### INSTRUCTIONS TO FOLLOW
Across the entries below, please work out how many lines contain the string "with" and give only the number.

### Text content records for pages
^^^^^^^^

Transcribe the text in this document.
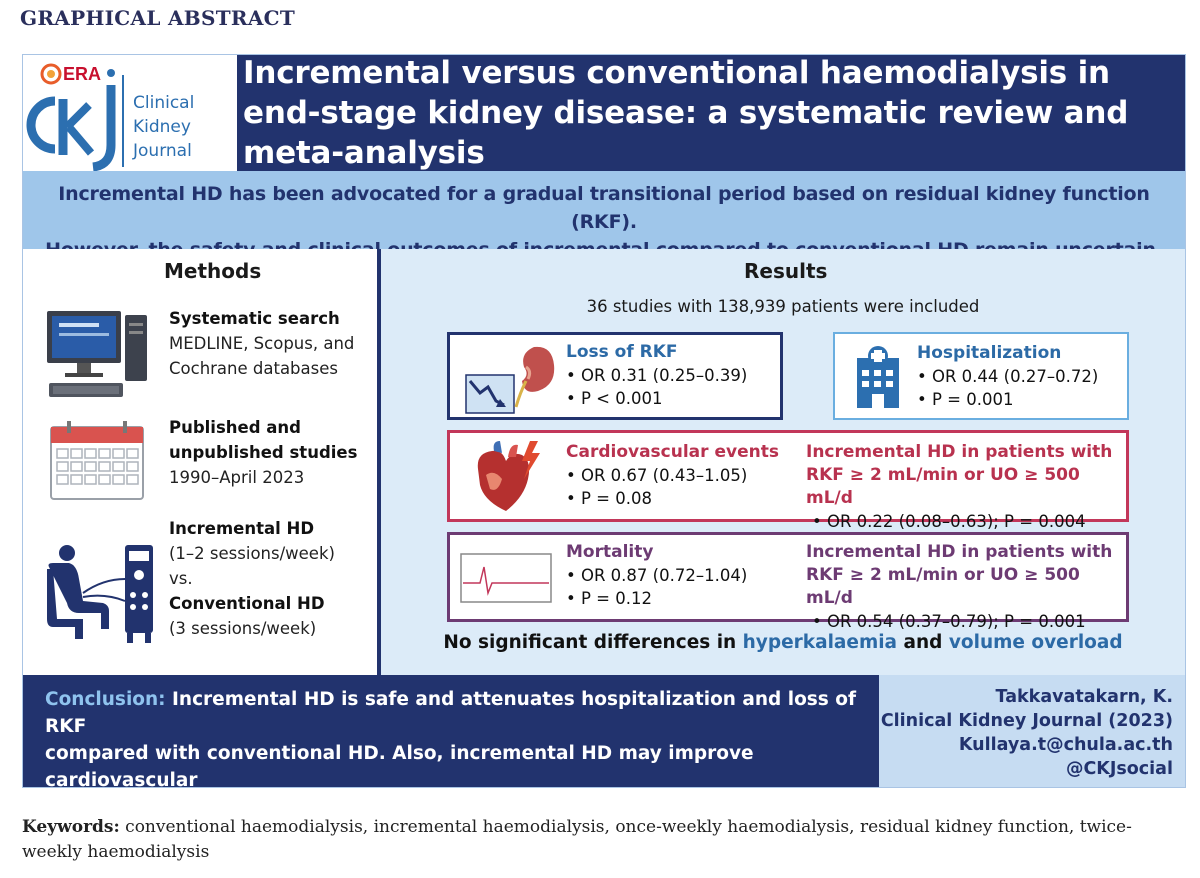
GRAPHICAL ABSTRACT
ERA
Clinical
Kidney
Journal
Incremental versus conventional haemodialysis in end-stage kidney disease: a systematic review and meta-analysis
Incremental HD has been advocated for a gradual transitional period based on residual kidney function (RKF).
Methods
Systematic search
MEDLINE, Scopus, and
Cochrane databases
Published and
unpublished studies
1990–April 2023
Incremental HD
(1–2 sessions/week)
vs.
Conventional HD
(3 sessions/week)
Results
36 studies with 138,939 patients were included
Loss of RKF
• OR 0.31 (0.25–0.39)
• P < 0.001
Hospitalization
• OR 0.44 (0.27–0.72)
• P = 0.001
Cardiovascular events
• OR 0.67 (0.43–1.05)
• P = 0.08
Incremental HD in patients with
RKF ≥ 2 mL/min or UO ≥ 500 mL/d
• OR 0.22 (0.08–0.63); P = 0.004
Mortality
• OR 0.87 (0.72–1.04)
• P = 0.12
Incremental HD in patients with
RKF ≥ 2 mL/min or UO ≥ 500 mL/d
• OR 0.54 (0.37–0.79); P = 0.001
No significant differences in hyperkalaemia and volume overload
Conclusion: Incremental HD is safe and attenuates hospitalization and loss of RKF
compared with conventional HD. Also, incremental HD may improve cardiovascular
outcomes and mortality in appropriately selected patients.
Takkavatakarn, K.
Clinical Kidney Journal (2023)
Kullaya.t@chula.ac.th
@CKJsocial
Keywords: conventional haemodialysis, incremental haemodialysis, once-weekly haemodialysis, residual kidney function, twice-weekly haemodialysis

^^^^^^^^

### RESPONSE BOX
4